**Work to do:**
Quote the items below word for word, from the beginning through the line containing "stack-1-segment-10 bbox=[264, 246, 396, 266]", both ends included.

:: Provided data ::

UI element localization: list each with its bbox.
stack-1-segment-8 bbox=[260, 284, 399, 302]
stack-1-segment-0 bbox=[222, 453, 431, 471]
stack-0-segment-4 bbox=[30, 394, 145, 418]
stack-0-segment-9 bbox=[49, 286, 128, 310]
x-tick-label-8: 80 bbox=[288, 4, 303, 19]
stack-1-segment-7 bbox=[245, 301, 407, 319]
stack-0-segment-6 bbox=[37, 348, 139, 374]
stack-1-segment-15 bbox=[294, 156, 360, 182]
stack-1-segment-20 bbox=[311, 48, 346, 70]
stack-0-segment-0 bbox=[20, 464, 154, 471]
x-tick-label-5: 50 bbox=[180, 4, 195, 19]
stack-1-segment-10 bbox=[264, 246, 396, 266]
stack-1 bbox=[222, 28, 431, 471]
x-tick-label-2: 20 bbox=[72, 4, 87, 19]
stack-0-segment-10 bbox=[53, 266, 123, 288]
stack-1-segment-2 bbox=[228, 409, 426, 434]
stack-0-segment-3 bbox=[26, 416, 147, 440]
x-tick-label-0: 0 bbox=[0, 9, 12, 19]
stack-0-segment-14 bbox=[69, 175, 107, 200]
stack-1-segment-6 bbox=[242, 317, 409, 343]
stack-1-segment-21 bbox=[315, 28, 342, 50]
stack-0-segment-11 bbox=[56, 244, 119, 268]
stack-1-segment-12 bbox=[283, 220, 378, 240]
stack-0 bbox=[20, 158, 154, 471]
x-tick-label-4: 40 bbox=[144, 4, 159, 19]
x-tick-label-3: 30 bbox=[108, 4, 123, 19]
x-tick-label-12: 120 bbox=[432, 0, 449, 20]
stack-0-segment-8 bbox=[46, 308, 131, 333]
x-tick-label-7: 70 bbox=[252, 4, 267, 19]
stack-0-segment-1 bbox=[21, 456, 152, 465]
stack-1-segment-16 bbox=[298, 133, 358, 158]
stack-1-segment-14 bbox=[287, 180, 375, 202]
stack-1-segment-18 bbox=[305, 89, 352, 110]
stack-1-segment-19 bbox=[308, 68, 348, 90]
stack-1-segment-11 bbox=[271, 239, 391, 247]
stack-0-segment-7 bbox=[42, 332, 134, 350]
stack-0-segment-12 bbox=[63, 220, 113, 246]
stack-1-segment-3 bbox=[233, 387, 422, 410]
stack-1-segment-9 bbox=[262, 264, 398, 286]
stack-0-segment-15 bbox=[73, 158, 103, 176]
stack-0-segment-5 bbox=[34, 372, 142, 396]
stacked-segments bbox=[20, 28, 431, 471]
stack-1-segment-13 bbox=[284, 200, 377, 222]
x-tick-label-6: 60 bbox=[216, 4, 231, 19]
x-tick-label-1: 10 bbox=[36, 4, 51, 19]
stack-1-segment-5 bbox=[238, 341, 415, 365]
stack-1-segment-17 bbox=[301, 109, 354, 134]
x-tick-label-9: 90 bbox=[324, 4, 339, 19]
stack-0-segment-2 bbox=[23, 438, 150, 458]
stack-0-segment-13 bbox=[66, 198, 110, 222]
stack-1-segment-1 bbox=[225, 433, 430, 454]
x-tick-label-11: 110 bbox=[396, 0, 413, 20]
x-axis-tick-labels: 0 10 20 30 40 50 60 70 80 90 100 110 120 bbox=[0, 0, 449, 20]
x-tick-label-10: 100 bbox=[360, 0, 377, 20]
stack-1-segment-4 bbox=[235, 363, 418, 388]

:::

**Response to this task:**
UI element localization: list each with its bbox.
stack-1-segment-8 bbox=[260, 284, 399, 302]
stack-1-segment-0 bbox=[222, 453, 431, 471]
stack-0-segment-4 bbox=[30, 394, 145, 418]
stack-0-segment-9 bbox=[49, 286, 128, 310]
x-tick-label-8: 80 bbox=[288, 4, 303, 19]
stack-1-segment-7 bbox=[245, 301, 407, 319]
stack-0-segment-6 bbox=[37, 348, 139, 374]
stack-1-segment-15 bbox=[294, 156, 360, 182]
stack-1-segment-20 bbox=[311, 48, 346, 70]
stack-0-segment-0 bbox=[20, 464, 154, 471]
x-tick-label-5: 50 bbox=[180, 4, 195, 19]
stack-1-segment-10 bbox=[264, 246, 396, 266]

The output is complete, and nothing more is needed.